_PROBLEM_. Go through the listing beneath this task and return every line that carries the string "Screenshots".

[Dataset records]
——
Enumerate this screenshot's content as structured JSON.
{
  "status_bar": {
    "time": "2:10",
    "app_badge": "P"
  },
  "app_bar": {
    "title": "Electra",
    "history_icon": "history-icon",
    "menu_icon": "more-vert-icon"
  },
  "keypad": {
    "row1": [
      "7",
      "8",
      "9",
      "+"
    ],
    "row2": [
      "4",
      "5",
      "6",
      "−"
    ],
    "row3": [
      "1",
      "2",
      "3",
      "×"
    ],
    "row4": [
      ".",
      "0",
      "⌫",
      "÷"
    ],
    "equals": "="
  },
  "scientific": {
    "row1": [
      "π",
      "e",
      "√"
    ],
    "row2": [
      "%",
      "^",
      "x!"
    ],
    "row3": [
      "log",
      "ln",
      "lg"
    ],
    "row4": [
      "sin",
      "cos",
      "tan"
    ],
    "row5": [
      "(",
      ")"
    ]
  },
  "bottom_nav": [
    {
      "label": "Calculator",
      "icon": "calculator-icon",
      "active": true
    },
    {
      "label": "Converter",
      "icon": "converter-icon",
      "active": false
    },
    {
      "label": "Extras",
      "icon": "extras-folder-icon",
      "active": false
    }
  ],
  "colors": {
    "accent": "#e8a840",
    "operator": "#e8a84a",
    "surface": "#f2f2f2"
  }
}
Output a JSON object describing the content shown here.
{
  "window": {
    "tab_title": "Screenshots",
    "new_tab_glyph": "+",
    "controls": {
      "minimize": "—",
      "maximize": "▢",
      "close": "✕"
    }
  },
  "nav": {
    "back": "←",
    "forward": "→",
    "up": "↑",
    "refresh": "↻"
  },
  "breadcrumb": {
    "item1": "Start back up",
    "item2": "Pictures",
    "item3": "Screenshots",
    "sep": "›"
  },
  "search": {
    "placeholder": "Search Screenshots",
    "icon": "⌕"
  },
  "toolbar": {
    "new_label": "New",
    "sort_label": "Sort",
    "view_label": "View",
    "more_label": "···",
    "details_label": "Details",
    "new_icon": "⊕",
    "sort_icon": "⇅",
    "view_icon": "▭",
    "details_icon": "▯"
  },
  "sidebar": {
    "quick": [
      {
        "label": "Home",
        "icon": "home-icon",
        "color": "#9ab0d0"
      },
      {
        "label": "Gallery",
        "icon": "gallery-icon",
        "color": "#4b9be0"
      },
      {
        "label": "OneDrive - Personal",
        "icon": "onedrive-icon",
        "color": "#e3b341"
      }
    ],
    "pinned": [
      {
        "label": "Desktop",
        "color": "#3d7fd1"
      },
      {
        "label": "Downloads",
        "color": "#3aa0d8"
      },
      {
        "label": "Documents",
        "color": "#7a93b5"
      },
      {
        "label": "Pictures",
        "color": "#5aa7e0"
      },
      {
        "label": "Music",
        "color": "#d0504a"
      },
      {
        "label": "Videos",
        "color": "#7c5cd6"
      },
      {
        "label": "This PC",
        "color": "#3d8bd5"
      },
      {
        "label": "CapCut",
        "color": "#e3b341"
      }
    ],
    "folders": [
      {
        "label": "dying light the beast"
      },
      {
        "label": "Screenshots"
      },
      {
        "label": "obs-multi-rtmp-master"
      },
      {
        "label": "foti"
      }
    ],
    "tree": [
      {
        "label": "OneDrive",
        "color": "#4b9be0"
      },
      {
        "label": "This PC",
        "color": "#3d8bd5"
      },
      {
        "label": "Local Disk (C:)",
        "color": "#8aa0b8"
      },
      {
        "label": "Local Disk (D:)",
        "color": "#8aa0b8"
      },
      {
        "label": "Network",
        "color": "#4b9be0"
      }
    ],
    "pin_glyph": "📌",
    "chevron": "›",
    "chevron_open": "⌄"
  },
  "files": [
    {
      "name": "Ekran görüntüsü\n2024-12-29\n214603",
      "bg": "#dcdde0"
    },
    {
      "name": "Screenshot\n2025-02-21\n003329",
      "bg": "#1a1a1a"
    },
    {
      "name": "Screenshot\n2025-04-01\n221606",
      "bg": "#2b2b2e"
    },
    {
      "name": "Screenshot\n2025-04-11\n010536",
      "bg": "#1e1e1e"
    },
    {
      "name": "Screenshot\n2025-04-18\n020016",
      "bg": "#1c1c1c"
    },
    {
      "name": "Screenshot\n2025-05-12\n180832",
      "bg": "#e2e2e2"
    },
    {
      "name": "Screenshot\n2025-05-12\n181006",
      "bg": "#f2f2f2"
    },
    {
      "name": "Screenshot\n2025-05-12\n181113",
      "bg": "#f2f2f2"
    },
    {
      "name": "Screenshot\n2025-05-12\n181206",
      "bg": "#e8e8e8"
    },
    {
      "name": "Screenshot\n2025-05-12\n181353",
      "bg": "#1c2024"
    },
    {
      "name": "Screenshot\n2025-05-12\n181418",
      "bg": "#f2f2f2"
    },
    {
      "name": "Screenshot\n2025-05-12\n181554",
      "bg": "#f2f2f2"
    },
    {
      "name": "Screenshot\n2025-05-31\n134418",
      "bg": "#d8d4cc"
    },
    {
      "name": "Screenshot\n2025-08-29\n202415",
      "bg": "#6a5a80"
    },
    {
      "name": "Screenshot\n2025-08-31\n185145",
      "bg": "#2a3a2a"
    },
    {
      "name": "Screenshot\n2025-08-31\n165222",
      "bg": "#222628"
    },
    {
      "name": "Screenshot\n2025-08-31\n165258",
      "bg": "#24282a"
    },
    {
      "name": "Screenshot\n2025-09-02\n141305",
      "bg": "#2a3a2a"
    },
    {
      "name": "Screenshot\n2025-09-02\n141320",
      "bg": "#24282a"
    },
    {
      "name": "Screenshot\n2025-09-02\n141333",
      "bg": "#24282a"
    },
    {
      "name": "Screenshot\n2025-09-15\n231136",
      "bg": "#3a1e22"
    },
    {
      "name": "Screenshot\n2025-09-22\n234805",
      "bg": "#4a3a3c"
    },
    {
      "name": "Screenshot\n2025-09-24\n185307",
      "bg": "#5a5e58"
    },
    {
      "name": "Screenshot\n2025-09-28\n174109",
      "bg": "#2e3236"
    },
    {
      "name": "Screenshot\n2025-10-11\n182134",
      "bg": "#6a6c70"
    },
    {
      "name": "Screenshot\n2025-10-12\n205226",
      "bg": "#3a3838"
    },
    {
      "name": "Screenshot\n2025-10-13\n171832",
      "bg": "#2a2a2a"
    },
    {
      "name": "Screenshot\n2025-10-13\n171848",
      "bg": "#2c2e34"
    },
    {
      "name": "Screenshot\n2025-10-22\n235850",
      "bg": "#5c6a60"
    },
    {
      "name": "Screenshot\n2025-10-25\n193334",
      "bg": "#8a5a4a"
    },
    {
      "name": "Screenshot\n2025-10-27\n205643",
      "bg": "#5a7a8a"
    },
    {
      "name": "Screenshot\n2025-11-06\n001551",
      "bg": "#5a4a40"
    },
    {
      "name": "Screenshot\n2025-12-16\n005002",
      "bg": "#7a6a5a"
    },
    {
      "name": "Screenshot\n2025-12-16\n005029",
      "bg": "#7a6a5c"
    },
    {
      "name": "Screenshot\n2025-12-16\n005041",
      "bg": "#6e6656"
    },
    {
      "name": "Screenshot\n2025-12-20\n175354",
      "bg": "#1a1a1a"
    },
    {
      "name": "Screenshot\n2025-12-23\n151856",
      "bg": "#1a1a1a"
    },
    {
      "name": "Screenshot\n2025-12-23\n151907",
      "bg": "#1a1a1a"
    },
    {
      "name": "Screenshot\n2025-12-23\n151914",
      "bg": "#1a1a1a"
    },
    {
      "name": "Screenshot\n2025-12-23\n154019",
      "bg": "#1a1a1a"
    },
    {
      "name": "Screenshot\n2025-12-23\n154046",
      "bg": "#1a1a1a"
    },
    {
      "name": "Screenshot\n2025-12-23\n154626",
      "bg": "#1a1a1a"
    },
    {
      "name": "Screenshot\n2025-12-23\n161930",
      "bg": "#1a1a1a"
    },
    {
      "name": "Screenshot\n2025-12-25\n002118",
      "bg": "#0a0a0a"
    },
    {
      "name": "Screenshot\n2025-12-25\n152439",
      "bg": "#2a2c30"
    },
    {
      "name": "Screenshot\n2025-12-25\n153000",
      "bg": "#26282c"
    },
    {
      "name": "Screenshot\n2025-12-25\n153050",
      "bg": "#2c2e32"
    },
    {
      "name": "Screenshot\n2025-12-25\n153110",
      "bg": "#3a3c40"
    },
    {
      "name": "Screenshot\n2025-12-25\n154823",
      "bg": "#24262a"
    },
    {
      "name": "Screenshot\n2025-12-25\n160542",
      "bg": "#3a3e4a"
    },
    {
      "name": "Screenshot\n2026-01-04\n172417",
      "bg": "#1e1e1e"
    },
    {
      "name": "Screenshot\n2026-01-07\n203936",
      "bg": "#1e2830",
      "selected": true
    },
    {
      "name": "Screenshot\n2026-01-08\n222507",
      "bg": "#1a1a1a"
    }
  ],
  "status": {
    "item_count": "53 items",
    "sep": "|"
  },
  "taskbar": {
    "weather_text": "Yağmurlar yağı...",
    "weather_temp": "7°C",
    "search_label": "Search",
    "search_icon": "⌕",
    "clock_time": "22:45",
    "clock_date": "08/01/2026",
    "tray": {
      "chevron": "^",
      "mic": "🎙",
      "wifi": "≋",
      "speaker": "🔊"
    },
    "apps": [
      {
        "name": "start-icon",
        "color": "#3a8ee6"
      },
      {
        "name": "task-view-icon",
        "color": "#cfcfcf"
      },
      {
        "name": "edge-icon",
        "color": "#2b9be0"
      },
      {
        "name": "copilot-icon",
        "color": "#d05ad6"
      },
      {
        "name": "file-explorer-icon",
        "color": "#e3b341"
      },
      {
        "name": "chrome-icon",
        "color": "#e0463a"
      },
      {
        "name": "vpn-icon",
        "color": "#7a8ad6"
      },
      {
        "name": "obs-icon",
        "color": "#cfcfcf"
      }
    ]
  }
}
——
_SOLVED PROBLEM_.
    "tab_title": "Screenshots",
    "item3": "Screenshots",
    "placeholder": "Search Screenshots",
        "label": "Screenshots"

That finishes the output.